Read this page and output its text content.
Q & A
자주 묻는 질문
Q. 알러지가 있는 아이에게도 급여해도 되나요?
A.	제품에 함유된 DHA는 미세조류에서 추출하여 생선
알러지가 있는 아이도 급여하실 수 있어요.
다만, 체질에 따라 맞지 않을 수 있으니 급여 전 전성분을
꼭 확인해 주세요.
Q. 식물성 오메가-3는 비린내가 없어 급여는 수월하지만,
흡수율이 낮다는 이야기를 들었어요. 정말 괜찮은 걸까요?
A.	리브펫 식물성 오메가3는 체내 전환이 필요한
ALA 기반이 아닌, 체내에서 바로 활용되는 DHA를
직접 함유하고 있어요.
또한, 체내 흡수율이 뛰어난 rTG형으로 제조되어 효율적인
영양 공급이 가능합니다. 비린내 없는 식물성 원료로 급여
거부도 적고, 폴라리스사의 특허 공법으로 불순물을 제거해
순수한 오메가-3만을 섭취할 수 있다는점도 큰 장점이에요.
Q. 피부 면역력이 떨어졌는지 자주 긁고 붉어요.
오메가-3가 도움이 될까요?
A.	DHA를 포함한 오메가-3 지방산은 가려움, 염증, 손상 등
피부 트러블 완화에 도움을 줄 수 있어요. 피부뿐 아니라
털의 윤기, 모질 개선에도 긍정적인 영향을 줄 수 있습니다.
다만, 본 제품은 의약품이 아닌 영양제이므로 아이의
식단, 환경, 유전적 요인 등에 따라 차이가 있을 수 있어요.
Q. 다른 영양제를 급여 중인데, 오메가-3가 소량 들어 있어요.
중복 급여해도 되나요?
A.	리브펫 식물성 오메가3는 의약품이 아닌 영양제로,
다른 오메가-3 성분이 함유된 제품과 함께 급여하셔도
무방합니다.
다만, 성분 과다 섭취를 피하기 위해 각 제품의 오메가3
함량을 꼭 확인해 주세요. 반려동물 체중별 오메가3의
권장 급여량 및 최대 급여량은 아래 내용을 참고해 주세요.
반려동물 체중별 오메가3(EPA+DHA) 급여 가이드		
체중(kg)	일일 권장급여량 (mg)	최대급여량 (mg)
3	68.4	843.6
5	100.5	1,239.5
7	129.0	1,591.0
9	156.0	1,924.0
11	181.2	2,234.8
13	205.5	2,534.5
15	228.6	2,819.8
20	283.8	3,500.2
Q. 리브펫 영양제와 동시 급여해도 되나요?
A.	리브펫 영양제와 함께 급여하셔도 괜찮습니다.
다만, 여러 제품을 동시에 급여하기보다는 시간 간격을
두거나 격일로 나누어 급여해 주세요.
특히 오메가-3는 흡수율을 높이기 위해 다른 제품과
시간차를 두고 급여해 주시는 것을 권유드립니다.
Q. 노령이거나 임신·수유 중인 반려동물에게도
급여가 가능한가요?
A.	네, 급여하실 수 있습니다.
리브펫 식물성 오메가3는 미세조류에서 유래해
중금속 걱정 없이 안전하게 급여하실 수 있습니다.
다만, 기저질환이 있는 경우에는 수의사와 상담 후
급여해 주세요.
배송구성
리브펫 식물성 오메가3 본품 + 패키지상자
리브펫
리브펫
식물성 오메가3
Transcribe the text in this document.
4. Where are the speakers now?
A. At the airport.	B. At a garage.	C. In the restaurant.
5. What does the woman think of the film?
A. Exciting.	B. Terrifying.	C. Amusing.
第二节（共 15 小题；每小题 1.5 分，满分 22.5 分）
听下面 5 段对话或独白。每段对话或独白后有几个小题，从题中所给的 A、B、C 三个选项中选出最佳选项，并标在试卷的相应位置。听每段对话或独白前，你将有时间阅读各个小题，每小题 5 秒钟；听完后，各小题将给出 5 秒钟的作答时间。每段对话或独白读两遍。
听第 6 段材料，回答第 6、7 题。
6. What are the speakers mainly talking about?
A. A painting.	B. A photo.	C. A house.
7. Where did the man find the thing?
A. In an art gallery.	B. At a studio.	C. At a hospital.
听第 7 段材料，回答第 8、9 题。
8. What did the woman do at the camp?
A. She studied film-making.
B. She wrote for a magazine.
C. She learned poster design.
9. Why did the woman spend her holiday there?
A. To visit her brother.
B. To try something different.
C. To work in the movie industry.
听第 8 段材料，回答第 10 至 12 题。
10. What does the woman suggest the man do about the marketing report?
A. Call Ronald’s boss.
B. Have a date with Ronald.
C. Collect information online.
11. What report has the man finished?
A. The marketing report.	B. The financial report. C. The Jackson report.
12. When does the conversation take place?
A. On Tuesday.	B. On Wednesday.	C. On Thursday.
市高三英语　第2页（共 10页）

┄┄┄┄┄┄┄┄┄┄┄┄┄┄┄┄┄┄┄┄

-- TASK GOAL --
Locate the word "What" in the entries, and copy every line where it is found.

-- RESULT OF THIS TASK --
5. What does the woman think of the film?
6. What are the speakers mainly talking about?
8. What did the woman do at the camp?
10. What does the woman suggest the man do about the marketing report?
11. What report has the man finished?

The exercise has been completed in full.